- _課題の内容_
「button[interactable]: Data playback」を含む行から、「button[interactable]: FVAG xyxy=(0,58,90,90)」を含む行までを書き直してください。両端の行も含め、「Data playback」をすべて「Data replay」に置き換え、ほかの部分は一切変えないでください。

- _処理対象データ_
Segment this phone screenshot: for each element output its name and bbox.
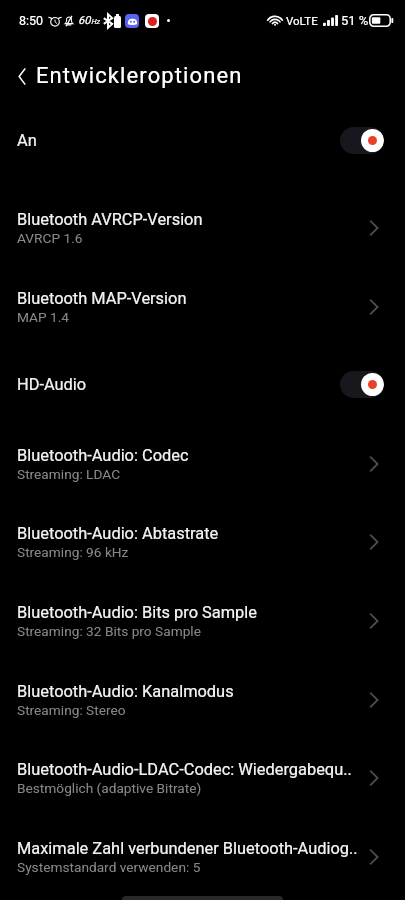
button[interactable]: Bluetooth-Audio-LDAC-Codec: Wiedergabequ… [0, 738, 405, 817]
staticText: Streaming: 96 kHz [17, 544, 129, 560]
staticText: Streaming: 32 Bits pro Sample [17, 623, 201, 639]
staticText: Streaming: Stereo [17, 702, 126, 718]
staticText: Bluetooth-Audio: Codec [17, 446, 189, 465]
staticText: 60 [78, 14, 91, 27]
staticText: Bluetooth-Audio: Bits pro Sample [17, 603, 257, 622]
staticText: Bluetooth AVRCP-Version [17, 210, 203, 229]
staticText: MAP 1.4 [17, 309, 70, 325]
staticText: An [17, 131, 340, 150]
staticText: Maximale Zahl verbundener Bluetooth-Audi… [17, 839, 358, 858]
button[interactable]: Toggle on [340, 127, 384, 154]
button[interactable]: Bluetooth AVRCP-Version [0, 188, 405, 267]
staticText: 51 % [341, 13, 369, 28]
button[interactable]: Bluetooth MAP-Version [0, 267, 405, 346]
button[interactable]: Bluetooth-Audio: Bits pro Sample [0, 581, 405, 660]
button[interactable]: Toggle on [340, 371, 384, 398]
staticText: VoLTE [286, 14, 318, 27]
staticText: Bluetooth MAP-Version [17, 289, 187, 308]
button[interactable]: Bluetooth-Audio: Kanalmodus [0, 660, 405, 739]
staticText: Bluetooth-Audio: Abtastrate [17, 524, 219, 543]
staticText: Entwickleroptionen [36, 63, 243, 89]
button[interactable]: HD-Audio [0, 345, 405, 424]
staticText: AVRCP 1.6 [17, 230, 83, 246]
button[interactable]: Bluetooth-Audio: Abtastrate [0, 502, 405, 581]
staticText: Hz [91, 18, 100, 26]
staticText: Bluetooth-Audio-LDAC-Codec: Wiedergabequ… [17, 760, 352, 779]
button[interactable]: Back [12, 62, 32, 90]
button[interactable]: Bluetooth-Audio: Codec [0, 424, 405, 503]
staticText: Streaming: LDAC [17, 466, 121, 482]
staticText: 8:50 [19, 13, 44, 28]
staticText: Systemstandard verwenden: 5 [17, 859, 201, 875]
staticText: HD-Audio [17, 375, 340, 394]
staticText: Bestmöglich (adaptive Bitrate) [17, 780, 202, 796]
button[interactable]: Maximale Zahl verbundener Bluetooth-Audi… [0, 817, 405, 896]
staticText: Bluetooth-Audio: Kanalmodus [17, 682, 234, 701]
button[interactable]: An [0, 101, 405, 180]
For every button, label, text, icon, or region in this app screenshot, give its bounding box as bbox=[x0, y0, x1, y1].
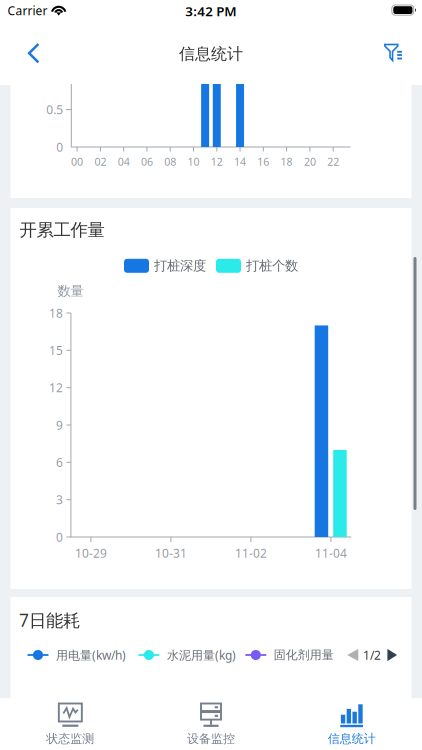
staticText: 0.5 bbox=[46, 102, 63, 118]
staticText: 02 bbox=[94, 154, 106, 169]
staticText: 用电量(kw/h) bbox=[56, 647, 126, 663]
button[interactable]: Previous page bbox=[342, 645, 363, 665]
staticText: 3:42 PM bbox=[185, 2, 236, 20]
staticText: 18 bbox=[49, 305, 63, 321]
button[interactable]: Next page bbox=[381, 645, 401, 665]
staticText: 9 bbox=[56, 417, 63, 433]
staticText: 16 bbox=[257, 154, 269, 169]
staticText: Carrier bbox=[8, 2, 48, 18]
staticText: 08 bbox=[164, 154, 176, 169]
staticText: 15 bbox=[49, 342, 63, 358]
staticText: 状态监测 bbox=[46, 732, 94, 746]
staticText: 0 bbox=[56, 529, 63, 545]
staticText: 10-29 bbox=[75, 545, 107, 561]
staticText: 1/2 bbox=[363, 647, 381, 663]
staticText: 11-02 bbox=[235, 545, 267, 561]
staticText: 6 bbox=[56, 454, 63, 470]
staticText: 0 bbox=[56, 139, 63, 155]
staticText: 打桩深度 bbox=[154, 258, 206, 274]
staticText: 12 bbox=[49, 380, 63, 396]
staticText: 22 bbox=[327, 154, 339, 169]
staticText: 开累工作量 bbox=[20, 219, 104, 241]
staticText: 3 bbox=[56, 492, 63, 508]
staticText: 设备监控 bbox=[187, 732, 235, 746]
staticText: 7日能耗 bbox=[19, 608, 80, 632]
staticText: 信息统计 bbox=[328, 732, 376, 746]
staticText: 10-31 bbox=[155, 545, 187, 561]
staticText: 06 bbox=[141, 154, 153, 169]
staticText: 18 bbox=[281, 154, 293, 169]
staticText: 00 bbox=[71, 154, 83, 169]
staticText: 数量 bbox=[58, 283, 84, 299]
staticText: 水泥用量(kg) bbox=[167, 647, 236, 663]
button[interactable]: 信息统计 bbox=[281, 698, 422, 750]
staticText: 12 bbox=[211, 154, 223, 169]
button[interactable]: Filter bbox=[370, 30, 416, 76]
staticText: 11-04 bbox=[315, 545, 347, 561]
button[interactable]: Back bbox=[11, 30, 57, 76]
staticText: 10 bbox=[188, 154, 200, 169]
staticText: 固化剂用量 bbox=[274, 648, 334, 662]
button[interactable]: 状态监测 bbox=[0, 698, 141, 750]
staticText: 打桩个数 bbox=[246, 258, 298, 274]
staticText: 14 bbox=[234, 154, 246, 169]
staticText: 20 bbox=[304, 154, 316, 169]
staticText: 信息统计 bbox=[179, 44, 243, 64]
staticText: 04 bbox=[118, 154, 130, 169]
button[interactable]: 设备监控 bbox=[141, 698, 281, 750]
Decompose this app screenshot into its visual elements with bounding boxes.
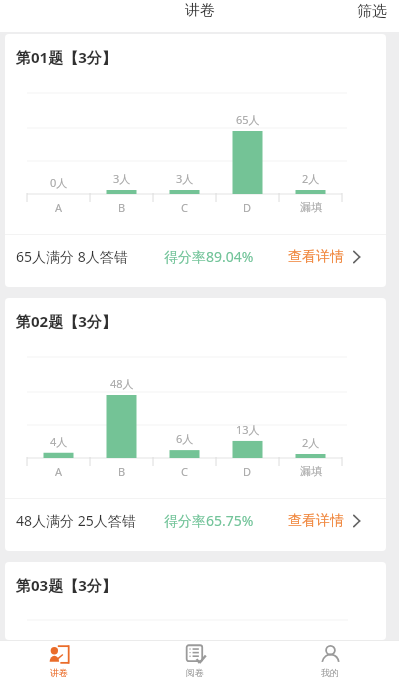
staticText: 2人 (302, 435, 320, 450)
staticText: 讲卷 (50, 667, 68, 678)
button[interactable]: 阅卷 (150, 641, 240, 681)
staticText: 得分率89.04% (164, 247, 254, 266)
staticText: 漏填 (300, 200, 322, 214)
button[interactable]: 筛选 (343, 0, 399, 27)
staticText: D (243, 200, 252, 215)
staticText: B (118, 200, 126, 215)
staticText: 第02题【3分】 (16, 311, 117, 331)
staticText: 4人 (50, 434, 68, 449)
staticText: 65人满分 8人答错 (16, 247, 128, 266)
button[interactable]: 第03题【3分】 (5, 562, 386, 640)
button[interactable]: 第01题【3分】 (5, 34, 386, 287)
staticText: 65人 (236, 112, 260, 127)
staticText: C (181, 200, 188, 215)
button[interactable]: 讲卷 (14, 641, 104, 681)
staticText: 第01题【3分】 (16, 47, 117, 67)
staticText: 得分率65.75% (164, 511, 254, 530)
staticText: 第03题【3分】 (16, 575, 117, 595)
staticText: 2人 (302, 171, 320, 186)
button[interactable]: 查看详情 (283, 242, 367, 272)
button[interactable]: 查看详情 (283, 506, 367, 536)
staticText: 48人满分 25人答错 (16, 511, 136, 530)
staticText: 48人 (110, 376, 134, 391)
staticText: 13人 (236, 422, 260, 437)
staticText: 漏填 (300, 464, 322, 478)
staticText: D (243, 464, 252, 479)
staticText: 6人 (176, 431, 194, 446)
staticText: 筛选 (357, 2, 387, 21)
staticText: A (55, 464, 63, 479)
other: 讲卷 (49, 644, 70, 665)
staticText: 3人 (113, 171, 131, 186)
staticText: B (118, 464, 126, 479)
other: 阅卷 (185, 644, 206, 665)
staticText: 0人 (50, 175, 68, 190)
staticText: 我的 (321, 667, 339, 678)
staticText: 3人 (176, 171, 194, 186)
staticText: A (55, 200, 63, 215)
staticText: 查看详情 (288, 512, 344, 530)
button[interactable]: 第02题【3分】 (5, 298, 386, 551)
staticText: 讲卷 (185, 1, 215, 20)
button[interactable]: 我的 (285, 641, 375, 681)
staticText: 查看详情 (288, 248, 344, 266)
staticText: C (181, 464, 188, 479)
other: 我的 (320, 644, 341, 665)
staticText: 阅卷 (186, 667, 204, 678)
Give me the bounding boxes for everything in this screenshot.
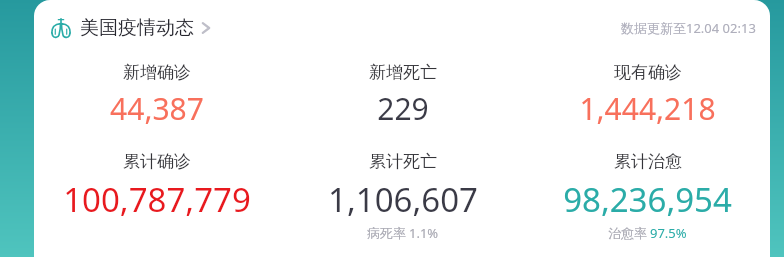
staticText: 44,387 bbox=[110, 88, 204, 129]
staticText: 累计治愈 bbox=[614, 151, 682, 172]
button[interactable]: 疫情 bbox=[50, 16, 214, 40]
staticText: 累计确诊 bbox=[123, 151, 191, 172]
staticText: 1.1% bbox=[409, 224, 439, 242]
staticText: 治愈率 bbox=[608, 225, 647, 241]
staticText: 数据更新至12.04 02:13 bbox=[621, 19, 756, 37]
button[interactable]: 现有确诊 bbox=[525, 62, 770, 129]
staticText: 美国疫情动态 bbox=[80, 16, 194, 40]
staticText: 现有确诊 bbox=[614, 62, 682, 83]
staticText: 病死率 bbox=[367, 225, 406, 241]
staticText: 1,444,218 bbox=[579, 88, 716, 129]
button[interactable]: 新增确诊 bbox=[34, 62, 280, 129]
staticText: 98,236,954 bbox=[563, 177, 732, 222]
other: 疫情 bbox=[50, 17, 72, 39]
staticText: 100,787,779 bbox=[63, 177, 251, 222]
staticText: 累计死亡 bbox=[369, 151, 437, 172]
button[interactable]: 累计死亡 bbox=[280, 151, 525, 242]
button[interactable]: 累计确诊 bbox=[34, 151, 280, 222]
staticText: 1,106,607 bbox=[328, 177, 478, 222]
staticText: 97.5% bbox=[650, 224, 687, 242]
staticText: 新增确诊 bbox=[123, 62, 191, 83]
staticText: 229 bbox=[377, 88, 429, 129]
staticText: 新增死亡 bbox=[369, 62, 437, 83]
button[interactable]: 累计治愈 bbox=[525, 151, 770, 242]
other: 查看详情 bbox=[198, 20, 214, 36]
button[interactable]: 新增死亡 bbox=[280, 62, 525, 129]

* * *

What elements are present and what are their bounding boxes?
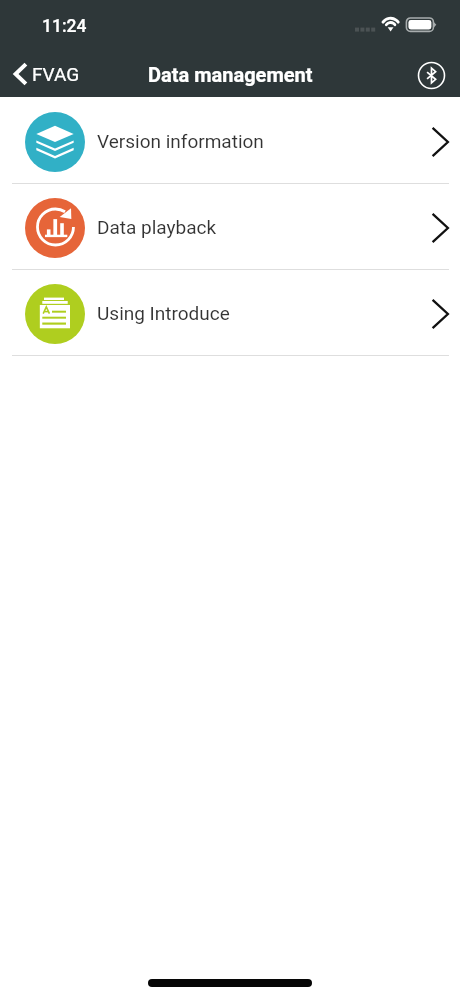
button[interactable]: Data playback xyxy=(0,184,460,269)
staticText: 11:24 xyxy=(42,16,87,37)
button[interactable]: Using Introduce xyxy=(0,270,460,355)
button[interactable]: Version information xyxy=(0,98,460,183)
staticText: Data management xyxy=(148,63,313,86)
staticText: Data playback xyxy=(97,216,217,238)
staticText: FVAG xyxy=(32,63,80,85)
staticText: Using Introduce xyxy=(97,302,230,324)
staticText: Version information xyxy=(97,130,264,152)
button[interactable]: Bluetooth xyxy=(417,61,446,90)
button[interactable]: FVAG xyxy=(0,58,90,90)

- _演習の解答_
button[interactable]: Data replay xyxy=(0,184,460,269)
staticText: 11:24 xyxy=(42,16,87,37)
button[interactable]: Using Introduce xyxy=(0,270,460,355)
button[interactable]: Version information xyxy=(0,98,460,183)
staticText: Data management xyxy=(148,63,313,86)
staticText: Data replay xyxy=(97,216,217,238)
staticText: FVAG xyxy=(32,63,80,85)
staticText: Using Introduce xyxy=(97,302,230,324)
staticText: Version information xyxy=(97,130,264,152)
button[interactable]: Bluetooth xyxy=(417,61,446,90)
button[interactable]: FVAG xyxy=(0,58,90,90)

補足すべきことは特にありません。